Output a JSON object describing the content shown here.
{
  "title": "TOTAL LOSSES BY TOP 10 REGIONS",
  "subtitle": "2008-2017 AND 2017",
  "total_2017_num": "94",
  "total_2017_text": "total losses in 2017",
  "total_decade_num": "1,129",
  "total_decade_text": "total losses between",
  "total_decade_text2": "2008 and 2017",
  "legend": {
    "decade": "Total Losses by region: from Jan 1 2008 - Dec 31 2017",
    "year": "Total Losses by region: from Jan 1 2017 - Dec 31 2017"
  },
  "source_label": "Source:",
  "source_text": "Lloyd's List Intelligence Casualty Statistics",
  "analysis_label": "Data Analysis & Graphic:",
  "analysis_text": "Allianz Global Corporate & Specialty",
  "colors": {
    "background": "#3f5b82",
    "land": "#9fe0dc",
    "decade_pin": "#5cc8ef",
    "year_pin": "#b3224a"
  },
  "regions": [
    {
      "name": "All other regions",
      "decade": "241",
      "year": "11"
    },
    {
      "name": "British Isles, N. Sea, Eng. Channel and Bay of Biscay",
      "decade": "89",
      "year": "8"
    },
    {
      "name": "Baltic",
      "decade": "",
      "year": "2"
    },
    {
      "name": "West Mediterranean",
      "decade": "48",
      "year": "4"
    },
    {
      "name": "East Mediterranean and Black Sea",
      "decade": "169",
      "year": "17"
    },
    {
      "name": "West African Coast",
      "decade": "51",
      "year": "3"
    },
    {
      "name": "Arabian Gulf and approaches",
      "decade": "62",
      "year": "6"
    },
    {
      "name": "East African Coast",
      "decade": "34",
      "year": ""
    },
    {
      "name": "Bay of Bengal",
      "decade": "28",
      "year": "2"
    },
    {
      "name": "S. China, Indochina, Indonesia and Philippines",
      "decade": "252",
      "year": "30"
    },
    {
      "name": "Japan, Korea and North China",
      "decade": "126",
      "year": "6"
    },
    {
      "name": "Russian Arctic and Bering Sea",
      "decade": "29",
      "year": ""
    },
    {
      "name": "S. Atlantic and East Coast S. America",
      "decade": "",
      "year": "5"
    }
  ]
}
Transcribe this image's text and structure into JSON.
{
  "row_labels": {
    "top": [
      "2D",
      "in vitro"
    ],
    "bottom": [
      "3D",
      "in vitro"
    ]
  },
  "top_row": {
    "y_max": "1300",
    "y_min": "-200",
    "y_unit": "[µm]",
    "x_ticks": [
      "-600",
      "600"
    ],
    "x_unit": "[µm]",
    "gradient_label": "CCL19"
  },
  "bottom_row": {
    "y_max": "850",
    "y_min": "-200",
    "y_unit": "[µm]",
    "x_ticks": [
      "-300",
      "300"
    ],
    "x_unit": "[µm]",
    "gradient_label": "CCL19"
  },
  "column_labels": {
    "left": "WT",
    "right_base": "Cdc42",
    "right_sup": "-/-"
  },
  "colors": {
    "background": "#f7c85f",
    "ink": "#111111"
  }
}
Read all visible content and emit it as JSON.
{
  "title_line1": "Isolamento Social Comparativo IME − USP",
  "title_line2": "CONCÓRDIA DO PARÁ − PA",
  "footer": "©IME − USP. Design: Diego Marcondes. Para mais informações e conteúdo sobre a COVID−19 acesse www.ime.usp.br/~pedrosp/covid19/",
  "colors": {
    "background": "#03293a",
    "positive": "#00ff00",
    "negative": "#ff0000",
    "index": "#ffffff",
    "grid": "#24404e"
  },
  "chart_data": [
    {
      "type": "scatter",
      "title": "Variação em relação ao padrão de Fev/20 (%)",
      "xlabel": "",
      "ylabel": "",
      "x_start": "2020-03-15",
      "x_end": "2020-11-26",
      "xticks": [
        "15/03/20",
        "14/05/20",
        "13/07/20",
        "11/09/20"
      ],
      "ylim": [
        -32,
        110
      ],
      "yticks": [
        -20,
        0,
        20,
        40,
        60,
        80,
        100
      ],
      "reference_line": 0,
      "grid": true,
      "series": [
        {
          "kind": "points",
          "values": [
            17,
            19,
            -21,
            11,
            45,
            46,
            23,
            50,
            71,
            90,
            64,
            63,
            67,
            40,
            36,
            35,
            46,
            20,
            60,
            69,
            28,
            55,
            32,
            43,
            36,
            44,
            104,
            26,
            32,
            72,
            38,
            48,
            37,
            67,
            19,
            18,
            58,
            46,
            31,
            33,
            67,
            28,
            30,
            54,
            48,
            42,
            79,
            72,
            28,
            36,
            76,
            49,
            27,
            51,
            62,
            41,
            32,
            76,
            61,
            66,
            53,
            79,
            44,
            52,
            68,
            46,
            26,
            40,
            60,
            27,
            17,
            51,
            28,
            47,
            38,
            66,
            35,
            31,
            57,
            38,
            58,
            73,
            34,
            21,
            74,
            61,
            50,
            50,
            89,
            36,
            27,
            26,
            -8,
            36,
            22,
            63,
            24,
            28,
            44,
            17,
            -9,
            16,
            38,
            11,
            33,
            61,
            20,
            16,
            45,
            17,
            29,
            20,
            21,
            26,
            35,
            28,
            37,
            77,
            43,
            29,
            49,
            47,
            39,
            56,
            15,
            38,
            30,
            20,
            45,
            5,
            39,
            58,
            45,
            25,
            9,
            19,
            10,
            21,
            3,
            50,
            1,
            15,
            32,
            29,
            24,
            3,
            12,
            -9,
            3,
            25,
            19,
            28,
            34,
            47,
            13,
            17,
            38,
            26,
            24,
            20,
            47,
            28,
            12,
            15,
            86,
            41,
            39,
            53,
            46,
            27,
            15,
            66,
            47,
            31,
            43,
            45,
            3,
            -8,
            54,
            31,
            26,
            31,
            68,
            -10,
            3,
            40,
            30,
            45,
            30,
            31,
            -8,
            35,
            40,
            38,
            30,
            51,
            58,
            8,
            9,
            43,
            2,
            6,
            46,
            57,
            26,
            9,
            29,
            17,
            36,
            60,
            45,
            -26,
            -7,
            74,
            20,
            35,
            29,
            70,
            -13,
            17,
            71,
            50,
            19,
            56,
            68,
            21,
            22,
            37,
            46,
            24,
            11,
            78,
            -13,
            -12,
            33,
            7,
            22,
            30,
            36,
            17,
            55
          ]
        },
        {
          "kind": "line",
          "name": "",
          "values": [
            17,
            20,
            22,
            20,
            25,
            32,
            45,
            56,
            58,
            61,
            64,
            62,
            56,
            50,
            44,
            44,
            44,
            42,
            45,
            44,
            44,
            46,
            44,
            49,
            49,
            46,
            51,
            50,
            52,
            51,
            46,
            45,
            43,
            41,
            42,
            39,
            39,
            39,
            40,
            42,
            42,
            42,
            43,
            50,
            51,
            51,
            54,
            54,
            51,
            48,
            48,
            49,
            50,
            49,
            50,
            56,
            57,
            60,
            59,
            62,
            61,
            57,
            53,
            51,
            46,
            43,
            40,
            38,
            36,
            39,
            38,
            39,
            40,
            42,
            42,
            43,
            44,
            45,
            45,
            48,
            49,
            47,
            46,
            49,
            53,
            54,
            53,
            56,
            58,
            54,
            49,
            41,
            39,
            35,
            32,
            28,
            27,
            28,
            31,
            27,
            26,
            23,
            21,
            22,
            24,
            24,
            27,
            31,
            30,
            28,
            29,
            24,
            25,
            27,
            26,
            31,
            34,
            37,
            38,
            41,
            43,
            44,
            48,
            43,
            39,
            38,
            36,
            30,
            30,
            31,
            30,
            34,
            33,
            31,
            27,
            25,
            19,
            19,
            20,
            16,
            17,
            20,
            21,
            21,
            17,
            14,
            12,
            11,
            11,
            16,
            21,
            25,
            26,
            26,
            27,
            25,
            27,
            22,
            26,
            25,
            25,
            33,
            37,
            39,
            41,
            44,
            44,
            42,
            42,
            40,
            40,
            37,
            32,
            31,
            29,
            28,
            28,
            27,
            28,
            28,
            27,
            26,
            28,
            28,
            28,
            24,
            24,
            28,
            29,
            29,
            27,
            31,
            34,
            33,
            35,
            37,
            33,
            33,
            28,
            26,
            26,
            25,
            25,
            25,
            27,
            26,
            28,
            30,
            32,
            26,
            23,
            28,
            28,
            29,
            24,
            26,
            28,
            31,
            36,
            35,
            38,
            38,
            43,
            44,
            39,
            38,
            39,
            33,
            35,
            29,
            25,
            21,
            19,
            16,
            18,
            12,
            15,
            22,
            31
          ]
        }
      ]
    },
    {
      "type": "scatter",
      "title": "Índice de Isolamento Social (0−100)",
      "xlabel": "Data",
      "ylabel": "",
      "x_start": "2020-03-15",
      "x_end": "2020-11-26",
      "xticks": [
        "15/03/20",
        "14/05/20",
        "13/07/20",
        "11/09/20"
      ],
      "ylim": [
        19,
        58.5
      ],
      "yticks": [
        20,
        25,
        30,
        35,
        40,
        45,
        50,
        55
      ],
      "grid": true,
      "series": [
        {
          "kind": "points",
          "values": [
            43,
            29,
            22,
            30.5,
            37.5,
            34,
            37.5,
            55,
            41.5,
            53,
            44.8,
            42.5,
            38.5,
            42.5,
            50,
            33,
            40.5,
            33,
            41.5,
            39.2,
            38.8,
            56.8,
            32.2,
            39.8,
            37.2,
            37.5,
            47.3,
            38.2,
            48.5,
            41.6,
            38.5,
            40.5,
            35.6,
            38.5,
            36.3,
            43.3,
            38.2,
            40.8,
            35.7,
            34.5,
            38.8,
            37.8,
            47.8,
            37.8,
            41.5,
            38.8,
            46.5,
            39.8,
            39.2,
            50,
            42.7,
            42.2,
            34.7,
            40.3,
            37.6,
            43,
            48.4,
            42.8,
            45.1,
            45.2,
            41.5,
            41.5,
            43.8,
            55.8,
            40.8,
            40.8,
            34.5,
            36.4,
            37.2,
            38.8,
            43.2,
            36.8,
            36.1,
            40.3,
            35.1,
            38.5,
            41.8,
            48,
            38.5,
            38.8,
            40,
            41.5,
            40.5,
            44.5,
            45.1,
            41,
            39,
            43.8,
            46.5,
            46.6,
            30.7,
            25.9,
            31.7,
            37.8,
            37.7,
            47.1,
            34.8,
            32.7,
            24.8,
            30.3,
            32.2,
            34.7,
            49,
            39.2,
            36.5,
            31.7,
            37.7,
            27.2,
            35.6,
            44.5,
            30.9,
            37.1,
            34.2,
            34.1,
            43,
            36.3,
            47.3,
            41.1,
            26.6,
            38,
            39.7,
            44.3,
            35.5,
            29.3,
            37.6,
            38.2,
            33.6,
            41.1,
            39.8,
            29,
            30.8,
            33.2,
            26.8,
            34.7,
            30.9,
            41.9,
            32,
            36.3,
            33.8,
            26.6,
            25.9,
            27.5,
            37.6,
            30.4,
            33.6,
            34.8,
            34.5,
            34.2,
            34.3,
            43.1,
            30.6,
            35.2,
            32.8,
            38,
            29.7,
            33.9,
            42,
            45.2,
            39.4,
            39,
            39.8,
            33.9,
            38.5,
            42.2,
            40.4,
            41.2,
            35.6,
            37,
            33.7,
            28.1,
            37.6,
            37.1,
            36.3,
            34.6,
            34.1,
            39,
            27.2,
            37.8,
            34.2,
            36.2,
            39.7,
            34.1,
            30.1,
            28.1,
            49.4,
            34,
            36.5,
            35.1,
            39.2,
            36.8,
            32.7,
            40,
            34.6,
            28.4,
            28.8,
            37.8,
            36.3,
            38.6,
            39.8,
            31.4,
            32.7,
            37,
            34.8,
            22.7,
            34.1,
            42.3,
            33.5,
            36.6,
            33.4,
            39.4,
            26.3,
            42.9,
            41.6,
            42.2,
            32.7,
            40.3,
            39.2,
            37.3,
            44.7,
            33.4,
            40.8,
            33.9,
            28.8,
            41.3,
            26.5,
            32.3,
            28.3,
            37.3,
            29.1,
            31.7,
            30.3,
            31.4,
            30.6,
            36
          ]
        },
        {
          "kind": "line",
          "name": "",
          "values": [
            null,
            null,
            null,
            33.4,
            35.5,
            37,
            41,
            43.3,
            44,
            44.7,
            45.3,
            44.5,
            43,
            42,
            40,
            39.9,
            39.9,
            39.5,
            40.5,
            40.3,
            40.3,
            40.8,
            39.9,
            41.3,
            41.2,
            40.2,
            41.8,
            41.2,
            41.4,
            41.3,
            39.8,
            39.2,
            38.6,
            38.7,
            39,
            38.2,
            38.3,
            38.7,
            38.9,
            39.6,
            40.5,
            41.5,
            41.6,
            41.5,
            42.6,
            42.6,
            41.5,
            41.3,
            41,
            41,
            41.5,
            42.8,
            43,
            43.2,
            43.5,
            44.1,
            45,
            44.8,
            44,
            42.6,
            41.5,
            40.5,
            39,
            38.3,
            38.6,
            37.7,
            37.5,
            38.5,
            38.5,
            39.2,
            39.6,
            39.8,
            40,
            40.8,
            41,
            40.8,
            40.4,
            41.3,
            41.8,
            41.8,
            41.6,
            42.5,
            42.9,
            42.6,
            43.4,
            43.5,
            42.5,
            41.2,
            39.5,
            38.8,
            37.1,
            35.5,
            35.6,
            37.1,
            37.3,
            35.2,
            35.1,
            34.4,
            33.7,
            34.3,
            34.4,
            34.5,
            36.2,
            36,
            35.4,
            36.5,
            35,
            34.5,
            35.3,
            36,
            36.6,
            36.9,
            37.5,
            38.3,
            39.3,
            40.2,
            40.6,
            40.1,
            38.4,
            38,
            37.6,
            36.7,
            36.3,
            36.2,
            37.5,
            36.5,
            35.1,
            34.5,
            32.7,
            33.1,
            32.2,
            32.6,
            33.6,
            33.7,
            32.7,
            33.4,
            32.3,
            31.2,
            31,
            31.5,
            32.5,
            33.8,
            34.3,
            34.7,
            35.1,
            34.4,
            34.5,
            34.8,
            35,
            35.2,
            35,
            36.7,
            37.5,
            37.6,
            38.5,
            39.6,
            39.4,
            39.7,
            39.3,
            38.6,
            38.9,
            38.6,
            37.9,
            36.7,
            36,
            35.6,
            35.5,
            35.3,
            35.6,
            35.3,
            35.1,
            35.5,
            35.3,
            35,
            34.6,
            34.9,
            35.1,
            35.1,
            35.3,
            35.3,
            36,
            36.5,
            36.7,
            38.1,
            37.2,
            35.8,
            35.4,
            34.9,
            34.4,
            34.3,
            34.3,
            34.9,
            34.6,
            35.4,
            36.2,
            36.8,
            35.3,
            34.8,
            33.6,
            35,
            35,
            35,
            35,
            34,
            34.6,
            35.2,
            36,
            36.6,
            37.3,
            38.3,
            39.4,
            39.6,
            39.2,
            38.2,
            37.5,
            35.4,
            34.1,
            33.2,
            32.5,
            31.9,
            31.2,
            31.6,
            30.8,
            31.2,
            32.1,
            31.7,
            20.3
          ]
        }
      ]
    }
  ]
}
........
_What to do_
Filter out every line that lacks the word "Social", and copy the rest.

_The response_
  "title_line1": "Isolamento Social Comparativo IME − USP",
      "title": "Índice de Isolamento Social (0−100)",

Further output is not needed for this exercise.